* [DIRECTIVE]:
Tally the lines in the listing below that include "Añadir". Answer with the count and nothing more.

* [DATA LINES]:
+++

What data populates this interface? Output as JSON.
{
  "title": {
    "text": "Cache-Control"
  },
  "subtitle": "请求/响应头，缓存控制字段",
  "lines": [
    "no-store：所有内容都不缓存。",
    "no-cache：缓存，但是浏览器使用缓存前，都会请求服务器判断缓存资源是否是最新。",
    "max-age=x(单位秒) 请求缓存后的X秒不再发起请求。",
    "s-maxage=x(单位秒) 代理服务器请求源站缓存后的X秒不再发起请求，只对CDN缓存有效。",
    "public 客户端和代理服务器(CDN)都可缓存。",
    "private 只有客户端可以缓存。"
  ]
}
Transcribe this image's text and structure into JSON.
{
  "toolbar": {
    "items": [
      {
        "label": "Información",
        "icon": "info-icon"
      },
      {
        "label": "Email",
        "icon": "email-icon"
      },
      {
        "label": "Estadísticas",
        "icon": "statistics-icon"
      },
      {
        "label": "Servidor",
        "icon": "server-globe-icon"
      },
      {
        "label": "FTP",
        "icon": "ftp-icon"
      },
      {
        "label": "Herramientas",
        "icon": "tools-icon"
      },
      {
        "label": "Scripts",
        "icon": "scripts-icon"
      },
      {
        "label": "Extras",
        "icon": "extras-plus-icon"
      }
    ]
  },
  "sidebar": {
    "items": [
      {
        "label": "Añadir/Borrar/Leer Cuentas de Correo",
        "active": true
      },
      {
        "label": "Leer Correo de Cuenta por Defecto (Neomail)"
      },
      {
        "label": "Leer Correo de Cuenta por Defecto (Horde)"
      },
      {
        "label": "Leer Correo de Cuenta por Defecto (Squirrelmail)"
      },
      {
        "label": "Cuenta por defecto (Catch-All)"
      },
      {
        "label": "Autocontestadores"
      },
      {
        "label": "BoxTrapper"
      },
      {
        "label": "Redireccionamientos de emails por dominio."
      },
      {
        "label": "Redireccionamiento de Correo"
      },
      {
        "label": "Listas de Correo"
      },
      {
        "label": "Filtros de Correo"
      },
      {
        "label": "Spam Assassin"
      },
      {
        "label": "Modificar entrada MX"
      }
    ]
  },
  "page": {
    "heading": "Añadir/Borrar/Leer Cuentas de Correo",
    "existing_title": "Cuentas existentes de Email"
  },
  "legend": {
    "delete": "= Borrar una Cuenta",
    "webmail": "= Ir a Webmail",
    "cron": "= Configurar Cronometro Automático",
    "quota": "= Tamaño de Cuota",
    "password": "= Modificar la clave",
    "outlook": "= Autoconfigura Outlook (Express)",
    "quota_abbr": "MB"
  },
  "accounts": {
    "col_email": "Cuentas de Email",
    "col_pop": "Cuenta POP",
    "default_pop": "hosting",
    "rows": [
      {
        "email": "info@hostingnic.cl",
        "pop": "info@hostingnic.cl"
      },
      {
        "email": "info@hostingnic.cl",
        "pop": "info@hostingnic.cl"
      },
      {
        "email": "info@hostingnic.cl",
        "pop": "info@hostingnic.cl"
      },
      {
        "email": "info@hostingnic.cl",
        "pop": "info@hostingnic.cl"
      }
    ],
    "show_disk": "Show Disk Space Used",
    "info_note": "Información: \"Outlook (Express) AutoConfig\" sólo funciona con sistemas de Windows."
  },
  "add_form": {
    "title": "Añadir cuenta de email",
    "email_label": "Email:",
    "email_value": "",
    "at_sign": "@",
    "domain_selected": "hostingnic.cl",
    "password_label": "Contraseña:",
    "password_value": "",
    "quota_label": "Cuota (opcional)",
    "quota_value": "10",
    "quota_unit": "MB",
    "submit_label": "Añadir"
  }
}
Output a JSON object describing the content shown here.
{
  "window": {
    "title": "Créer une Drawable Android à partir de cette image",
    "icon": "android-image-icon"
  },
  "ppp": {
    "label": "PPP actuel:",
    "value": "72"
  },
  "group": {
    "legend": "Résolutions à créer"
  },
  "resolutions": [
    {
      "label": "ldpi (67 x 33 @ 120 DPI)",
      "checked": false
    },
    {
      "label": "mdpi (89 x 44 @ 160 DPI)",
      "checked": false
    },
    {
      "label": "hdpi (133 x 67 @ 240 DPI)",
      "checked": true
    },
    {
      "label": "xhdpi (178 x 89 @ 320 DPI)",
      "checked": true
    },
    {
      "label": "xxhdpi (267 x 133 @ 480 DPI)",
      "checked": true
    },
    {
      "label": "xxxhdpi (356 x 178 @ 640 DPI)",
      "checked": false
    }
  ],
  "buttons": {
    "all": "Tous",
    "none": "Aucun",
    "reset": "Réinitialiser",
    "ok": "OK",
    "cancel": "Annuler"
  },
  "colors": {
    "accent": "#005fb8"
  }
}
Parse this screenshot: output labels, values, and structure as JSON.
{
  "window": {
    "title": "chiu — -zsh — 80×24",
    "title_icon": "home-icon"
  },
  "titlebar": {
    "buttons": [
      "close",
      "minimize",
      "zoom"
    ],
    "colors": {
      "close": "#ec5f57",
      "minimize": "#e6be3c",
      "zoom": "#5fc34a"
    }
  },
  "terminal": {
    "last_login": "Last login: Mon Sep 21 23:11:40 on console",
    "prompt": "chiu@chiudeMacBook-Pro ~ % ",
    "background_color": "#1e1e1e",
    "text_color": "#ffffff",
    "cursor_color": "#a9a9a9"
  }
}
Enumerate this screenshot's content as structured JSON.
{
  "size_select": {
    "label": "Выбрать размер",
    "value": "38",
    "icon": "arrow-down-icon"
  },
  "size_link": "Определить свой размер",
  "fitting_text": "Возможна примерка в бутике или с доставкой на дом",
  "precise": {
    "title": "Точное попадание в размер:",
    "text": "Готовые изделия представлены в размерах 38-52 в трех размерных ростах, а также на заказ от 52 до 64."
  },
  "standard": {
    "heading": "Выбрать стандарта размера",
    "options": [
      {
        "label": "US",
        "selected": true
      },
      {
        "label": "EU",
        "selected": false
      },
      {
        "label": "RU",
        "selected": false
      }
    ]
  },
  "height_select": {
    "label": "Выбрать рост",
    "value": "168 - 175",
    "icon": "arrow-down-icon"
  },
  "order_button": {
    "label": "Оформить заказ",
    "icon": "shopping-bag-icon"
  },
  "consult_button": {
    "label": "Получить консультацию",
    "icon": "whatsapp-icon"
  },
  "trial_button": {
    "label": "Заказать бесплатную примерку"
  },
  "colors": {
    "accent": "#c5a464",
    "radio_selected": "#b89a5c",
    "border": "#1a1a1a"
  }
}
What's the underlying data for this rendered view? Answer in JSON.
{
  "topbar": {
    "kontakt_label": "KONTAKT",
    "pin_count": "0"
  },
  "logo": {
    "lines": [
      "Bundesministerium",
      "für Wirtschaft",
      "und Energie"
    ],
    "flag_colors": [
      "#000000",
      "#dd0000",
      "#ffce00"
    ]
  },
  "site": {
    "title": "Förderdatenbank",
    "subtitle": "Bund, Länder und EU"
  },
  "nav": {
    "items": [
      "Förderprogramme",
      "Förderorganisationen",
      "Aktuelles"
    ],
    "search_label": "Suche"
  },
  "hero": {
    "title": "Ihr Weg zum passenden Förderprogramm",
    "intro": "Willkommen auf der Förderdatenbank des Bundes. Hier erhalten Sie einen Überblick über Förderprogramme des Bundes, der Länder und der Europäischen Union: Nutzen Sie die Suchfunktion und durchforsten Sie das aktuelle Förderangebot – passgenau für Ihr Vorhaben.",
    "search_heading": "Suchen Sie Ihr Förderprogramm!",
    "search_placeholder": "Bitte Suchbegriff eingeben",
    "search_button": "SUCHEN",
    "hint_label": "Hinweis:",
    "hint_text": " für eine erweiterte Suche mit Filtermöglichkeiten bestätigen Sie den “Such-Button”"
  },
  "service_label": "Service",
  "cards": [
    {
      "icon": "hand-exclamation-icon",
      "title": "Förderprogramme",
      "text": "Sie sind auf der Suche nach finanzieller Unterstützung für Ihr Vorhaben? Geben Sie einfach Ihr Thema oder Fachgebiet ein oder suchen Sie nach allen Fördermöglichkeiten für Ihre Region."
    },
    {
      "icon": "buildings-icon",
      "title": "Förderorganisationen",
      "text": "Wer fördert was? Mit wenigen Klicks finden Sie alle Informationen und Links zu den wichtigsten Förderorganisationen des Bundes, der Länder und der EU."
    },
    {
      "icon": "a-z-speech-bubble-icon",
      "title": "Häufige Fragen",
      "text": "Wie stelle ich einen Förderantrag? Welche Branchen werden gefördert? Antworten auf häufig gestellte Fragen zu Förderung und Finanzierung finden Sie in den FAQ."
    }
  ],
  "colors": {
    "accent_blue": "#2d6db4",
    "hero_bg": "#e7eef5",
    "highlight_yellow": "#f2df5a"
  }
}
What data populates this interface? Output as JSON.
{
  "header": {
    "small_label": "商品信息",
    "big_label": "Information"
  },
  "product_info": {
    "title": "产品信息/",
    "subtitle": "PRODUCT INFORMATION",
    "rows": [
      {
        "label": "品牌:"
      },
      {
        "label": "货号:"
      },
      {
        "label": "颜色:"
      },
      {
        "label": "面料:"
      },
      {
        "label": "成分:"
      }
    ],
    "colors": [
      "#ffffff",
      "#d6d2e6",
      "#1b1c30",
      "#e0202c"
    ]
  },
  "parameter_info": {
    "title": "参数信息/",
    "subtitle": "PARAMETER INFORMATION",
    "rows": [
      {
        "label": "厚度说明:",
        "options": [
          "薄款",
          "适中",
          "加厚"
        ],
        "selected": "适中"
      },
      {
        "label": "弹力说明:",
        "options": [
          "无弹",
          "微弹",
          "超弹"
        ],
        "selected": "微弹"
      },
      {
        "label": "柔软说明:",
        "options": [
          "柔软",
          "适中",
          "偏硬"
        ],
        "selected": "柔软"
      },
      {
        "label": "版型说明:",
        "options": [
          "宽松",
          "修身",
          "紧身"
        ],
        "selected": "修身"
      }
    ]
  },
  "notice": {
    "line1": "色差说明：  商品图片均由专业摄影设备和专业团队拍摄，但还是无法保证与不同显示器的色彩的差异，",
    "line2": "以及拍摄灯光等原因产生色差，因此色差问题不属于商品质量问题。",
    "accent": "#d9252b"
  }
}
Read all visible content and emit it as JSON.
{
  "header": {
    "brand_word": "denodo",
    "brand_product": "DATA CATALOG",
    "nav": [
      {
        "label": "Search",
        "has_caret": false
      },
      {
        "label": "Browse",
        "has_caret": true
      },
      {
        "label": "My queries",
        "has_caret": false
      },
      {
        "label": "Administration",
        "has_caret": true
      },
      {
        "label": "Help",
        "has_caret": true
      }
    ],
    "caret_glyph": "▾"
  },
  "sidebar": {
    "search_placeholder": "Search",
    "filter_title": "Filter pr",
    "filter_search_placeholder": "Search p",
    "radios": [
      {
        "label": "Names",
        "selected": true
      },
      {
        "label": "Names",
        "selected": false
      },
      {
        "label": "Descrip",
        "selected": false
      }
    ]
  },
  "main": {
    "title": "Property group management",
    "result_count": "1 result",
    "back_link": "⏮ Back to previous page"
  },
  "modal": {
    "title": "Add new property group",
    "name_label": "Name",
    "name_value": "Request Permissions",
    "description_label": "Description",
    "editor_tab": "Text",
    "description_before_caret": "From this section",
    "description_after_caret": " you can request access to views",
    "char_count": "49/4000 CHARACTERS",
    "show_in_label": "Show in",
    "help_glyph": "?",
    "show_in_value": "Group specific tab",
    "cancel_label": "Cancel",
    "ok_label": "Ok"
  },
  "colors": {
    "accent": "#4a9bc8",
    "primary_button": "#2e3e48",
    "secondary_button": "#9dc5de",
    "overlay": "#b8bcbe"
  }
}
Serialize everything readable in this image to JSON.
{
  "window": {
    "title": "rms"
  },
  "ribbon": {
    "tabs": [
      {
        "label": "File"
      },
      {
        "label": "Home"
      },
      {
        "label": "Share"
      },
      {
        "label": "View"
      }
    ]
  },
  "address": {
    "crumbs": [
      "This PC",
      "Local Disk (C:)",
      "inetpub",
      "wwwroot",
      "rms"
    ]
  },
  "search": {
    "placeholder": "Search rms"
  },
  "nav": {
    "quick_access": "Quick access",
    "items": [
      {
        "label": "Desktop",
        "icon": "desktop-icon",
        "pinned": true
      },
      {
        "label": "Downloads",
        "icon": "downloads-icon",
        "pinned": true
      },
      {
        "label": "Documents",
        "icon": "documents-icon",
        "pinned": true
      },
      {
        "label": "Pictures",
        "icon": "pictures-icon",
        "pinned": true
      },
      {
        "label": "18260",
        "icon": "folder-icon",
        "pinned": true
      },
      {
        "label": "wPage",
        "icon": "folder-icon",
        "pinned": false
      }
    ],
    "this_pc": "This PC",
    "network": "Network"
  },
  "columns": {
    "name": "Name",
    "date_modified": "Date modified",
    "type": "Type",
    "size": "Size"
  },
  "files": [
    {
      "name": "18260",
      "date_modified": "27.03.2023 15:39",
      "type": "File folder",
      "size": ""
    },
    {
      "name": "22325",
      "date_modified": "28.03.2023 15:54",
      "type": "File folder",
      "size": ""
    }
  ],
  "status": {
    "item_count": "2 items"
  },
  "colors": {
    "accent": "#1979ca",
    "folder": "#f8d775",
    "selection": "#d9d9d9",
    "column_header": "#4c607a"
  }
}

+++

* [SOLUTION TO THIS PROBLEM]:
4